* **Records shown**
===============

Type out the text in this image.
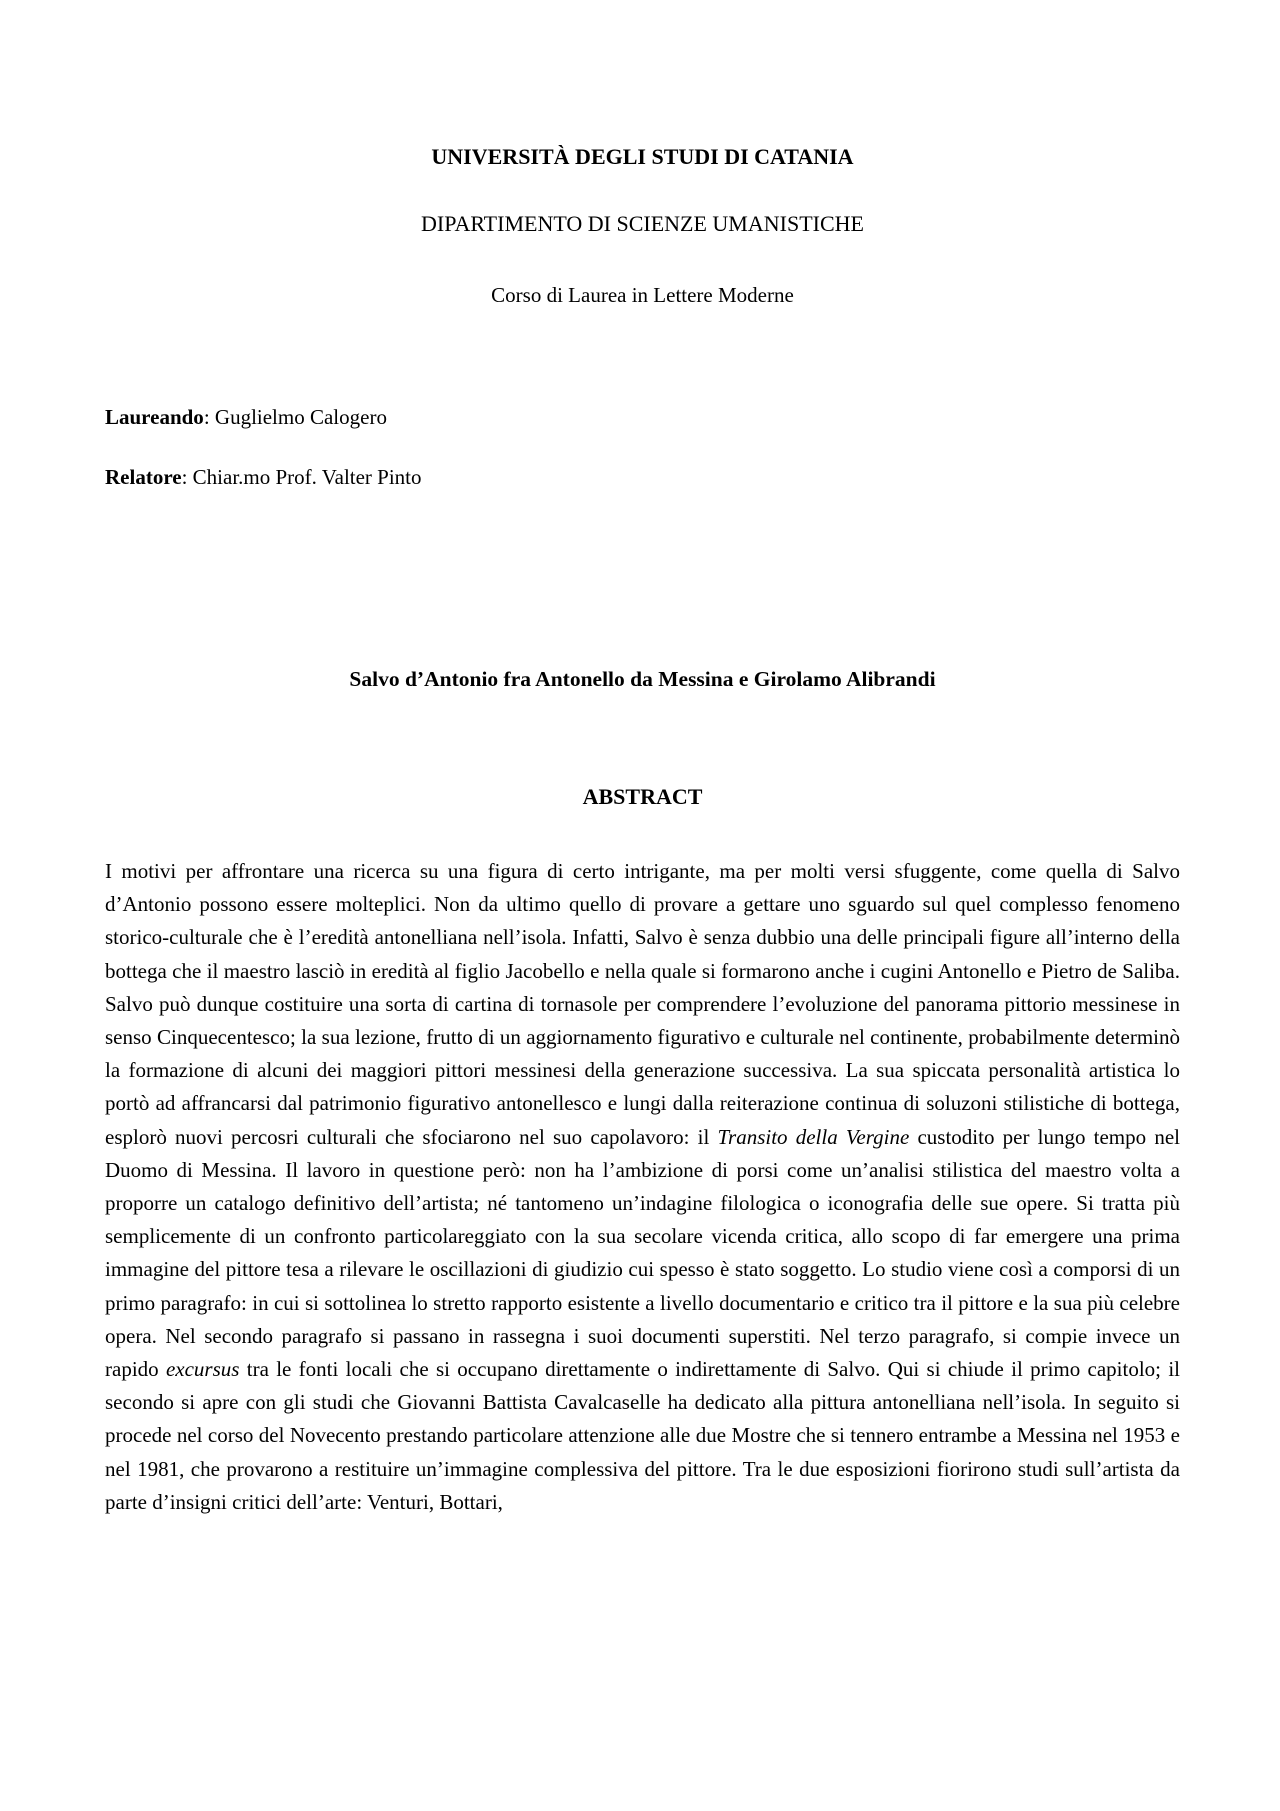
UNIVERSITÀ DEGLI STUDI DI CATANIA
DIPARTIMENTO DI SCIENZE UMANISTICHE
Corso di Laurea in Lettere Moderne
Laureando: Guglielmo Calogero
Relatore: Chiar.mo Prof. Valter Pinto
Salvo d’Antonio fra Antonello da Messina e Girolamo Alibrandi
ABSTRACT

I motivi per affrontare una ricerca su una figura di certo intrigante, ma per molti versi sfuggente, come quella di Salvo d’Antonio possono essere molteplici. Non da ultimo quello di provare a gettare uno sguardo sul quel complesso fenomeno storico-culturale che è l’eredità antonelliana nell’isola. Infatti, Salvo è senza dubbio una delle principali figure all’interno della bottega che il maestro lasciò in eredità al figlio Jacobello e nella quale si formarono anche i cugini Antonello e Pietro de Saliba. Salvo può dunque costituire una sorta di cartina di tornasole per comprendere l’evoluzione del panorama pittorio messinese in senso Cinquecentesco; la sua lezione, frutto di un aggiornamento figurativo e culturale nel continente, probabilmente determinò la formazione di alcuni dei maggiori pittori messinesi della generazione successiva. La sua spiccata personalità artistica lo portò ad affrancarsi dal patrimonio figurativo antonellesco e lungi dalla reiterazione continua di soluzoni stilistiche di bottega, esplorò nuovi percosri culturali che sfociarono nel suo capolavoro: il Transito della Vergine custodito per lungo tempo nel Duomo di Messina. Il lavoro in questione però: non ha l’ambizione di porsi come un’analisi stilistica del maestro volta a proporre un catalogo definitivo dell’artista; né tantomeno un’indagine filologica o iconografia delle sue opere. Si tratta più semplicemente di un confronto particolareggiato con la sua secolare vicenda critica, allo scopo di far emergere una prima immagine del pittore tesa a rilevare le oscillazioni di giudizio cui spesso è stato soggetto. Lo studio viene così a comporsi di un primo paragrafo: in cui si sottolinea lo stretto rapporto esistente a livello documentario e critico tra il pittore e la sua più celebre opera. Nel secondo paragrafo si passano in rassegna i suoi documenti superstiti. Nel terzo paragrafo, si compie invece un rapido excursus tra le fonti locali che si occupano direttamente o indirettamente di Salvo. Qui si chiude il primo capitolo; il secondo si apre con gli studi che Giovanni Battista Cavalcaselle ha dedicato alla pittura antonelliana nell’isola. In seguito si procede nel corso del Novecento prestando particolare attenzione alle due Mostre che si tennero entrambe a Messina nel 1953 e nel 1981, che provarono a restituire un’immagine complessiva del pittore. Tra le due esposizioni fiorirono studi sull’artista da parte d’insigni critici dell’arte: Venturi, Bottari,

===============

* **Your task**
Without including any pictures, reproduce the listing exactly.

* **Task solution**
Type out the text in this image.
UNIVERSITÀ DEGLI STUDI DI CATANIA
DIPARTIMENTO DI SCIENZE UMANISTICHE
Corso di Laurea in Lettere Moderne
Laureando: Guglielmo Calogero
Relatore: Chiar.mo Prof. Valter Pinto
Salvo d’Antonio fra Antonello da Messina e Girolamo Alibrandi
ABSTRACT

I motivi per affrontare una ricerca su una figura di certo intrigante, ma per molti versi sfuggente, come quella di Salvo d’Antonio possono essere molteplici. Non da ultimo quello di provare a gettare uno sguardo sul quel complesso fenomeno storico-culturale che è l’eredità antonelliana nell’isola. Infatti, Salvo è senza dubbio una delle principali figure all’interno della bottega che il maestro lasciò in eredità al figlio Jacobello e nella quale si formarono anche i cugini Antonello e Pietro de Saliba. Salvo può dunque costituire una sorta di cartina di tornasole per comprendere l’evoluzione del panorama pittorio messinese in senso Cinquecentesco; la sua lezione, frutto di un aggiornamento figurativo e culturale nel continente, probabilmente determinò la formazione di alcuni dei maggiori pittori messinesi della generazione successiva. La sua spiccata personalità artistica lo portò ad affrancarsi dal patrimonio figurativo antonellesco e lungi dalla reiterazione continua di soluzoni stilistiche di bottega, esplorò nuovi percosri culturali che sfociarono nel suo capolavoro: il Transito della Vergine custodito per lungo tempo nel Duomo di Messina. Il lavoro in questione però: non ha l’ambizione di porsi come un’analisi stilistica del maestro volta a proporre un catalogo definitivo dell’artista; né tantomeno un’indagine filologica o iconografia delle sue opere. Si tratta più semplicemente di un confronto particolareggiato con la sua secolare vicenda critica, allo scopo di far emergere una prima immagine del pittore tesa a rilevare le oscillazioni di giudizio cui spesso è stato soggetto. Lo studio viene così a comporsi di un primo paragrafo: in cui si sottolinea lo stretto rapporto esistente a livello documentario e critico tra il pittore e la sua più celebre opera. Nel secondo paragrafo si passano in rassegna i suoi documenti superstiti. Nel terzo paragrafo, si compie invece un rapido excursus tra le fonti locali che si occupano direttamente o indirettamente di Salvo. Qui si chiude il primo capitolo; il secondo si apre con gli studi che Giovanni Battista Cavalcaselle ha dedicato alla pittura antonelliana nell’isola. In seguito si procede nel corso del Novecento prestando particolare attenzione alle due Mostre che si tennero entrambe a Messina nel 1953 e nel 1981, che provarono a restituire un’immagine complessiva del pittore. Tra le due esposizioni fiorirono studi sull’artista da parte d’insigni critici dell’arte: Venturi, Bottari,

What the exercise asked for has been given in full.